YOUR GOAL | In the material below, identify each line bearing the word "Einnahmen". Reproduce those lines.
##### DATASET ENTRIES #####
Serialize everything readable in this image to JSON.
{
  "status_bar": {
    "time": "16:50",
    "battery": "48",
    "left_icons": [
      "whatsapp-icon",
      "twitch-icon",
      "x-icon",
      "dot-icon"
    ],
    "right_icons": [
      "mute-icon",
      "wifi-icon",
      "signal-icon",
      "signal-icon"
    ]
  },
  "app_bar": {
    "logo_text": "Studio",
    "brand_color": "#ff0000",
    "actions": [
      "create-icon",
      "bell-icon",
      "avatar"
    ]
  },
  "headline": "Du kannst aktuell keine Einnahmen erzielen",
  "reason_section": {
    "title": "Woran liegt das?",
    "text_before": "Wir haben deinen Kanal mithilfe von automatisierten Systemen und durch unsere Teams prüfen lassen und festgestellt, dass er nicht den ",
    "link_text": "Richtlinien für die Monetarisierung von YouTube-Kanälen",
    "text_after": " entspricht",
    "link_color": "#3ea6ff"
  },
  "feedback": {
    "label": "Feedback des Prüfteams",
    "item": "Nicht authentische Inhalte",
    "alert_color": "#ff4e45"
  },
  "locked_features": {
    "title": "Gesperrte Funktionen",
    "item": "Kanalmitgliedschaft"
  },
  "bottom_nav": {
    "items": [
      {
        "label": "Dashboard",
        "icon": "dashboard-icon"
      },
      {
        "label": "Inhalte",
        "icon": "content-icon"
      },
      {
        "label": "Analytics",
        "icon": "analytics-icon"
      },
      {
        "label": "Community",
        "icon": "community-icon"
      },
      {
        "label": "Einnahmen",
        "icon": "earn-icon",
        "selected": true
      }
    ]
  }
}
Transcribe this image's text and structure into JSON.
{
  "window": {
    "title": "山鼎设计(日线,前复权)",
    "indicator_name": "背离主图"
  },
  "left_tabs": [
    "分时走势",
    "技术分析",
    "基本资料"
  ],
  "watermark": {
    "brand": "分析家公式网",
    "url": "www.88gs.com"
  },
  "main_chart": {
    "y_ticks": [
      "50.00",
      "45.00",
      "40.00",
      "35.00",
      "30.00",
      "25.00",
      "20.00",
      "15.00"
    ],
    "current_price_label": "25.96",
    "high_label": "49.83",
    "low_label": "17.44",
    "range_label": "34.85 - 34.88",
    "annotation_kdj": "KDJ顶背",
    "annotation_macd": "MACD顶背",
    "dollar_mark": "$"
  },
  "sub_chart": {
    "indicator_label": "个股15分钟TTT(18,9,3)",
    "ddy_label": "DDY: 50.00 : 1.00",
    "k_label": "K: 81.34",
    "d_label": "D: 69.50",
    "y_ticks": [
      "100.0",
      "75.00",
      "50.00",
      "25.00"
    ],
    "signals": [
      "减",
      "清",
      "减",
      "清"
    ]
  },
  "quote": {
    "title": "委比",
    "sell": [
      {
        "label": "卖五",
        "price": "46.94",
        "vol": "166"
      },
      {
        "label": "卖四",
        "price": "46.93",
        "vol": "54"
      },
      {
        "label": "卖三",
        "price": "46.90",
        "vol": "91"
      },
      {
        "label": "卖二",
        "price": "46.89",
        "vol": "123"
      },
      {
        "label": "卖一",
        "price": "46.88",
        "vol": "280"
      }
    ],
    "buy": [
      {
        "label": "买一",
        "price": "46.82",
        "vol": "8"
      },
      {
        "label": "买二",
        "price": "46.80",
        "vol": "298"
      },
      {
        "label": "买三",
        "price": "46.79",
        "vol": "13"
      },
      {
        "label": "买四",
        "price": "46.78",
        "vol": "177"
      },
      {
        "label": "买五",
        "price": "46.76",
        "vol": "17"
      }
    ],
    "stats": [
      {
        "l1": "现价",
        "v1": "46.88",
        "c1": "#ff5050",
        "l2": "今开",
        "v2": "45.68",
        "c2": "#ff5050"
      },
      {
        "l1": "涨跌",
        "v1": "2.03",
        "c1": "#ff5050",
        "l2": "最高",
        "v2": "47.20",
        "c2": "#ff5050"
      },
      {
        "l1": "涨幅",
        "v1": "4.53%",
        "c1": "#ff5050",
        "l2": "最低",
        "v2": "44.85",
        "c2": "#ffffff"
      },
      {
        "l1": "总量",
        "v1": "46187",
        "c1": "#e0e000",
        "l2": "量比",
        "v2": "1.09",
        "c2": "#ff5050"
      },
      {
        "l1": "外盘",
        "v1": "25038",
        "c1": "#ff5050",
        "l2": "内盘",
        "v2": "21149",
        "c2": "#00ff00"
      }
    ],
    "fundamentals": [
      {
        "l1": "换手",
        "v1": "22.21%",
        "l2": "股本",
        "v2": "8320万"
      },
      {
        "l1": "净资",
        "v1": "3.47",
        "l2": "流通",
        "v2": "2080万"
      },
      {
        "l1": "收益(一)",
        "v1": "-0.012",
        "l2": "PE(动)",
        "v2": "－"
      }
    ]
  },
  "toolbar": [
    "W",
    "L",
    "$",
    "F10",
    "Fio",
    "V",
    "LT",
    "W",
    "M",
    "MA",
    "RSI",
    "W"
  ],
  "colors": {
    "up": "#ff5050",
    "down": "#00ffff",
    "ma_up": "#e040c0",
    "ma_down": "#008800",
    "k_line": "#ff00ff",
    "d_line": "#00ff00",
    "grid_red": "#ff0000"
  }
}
#####
ANSWER FOR THE TASK |
  "headline": "Du kannst aktuell keine Einnahmen erzielen",
        "label": "Einnahmen",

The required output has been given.